** Collected data entries **
★ ★ ★ ★

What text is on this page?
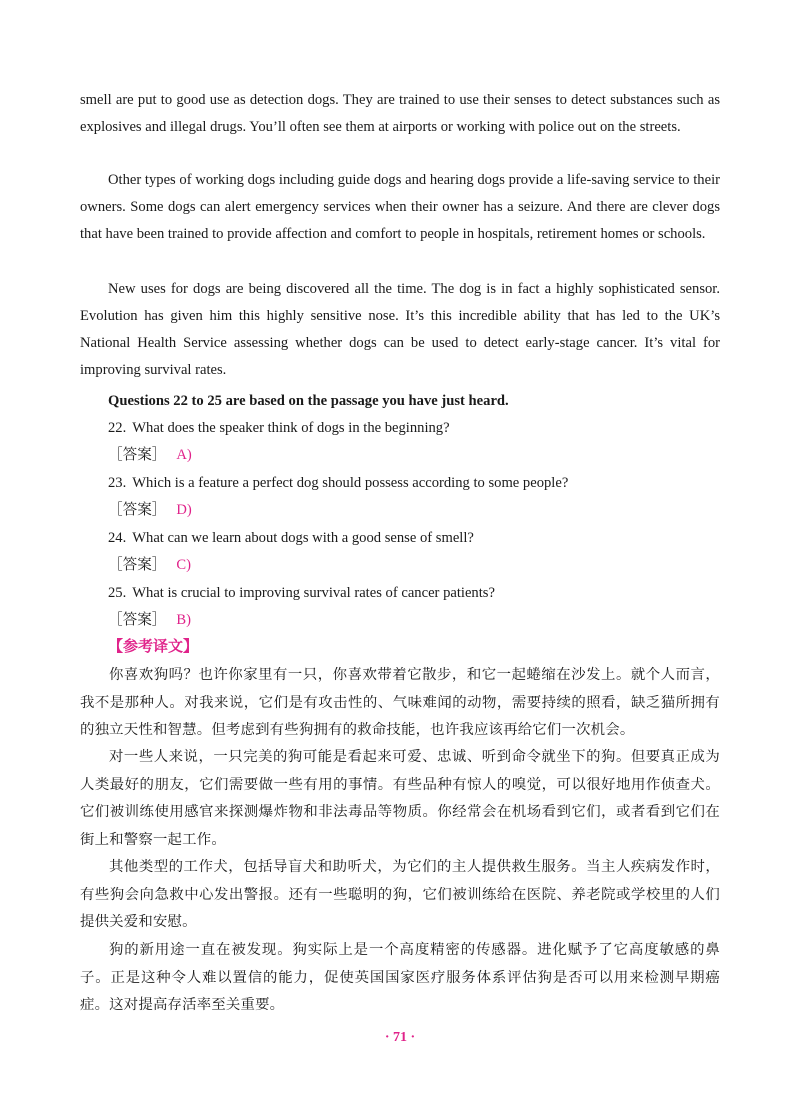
smell are put to good use as detection dogs. They are trained to use their senses to detect substances such as explosives and illegal drugs. You’ll often see them at airports or working with police out on the streets.

Other types of working dogs including guide dogs and hearing dogs provide a life-saving service to their owners. Some dogs can alert emergency services when their owner has a seizure. And there are clever dogs that have been trained to provide affection and comfort to people in hospitals, retirement homes or schools.

New uses for dogs are being discovered all the time. The dog is in fact a highly sophisticated sensor. Evolution has given him this highly sensitive nose. It’s this incredible ability that has led to the UK’s National Health Service assessing whether dogs can be used to detect early-stage cancer. It’s vital for improving survival rates.

Questions 22 to 25 are based on the passage you have just heard.

22. What does the speaker think of dogs in the beginning?

［答案］ A)

23. Which is a feature a perfect dog should possess according to some people?

［答案］ D)

24. What can we learn about dogs with a good sense of smell?

［答案］ C)

25. What is crucial to improving survival rates of cancer patients?

［答案］ B)

【参考译文】

你喜欢狗吗？也许你家里有一只，你喜欢带着它散步，和它一起蜷缩在沙发上。就个人而言，我不是那种人。对我来说，它们是有攻击性的、气味难闻的动物，需要持续的照看，缺乏猫所拥有的独立天性和智慧。但考虑到有些狗拥有的救命技能，也许我应该再给它们一次机会。

对一些人来说，一只完美的狗可能是看起来可爱、忠诚、听到命令就坐下的狗。但要真正成为人类最好的朋友，它们需要做一些有用的事情。有些品种有惊人的嗅觉，可以很好地用作侦查犬。它们被训练使用感官来探测爆炸物和非法毒品等物质。你经常会在机场看到它们，或者看到它们在街上和警察一起工作。

其他类型的工作犬，包括导盲犬和助听犬，为它们的主人提供救生服务。当主人疾病发作时，有些狗会向急救中心发出警报。还有一些聪明的狗，它们被训练给在医院、养老院或学校里的人们提供关爱和安慰。

狗的新用途一直在被发现。狗实际上是一个高度精密的传感器。进化赋予了它高度敏感的鼻子。正是这种令人难以置信的能力，促使英国国家医疗服务体系评估狗是否可以用来检测早期癌症。这对提高存活率至关重要。

· 71 ·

★ ★ ★ ★

** EXERCISE OBJECTIVE **
Copy all lines of the preceding data that hold the word "people".

** ANSWER BELOW **
Other types of working dogs including guide dogs and hearing dogs provide a life-saving service to their owners. Some dogs can alert emergency services when their owner has a seizure. And there are clever dogs that have been trained to provide affection and comfort to people in hospitals, retirement homes or schools.
23. Which is a feature a perfect dog should possess according to some people?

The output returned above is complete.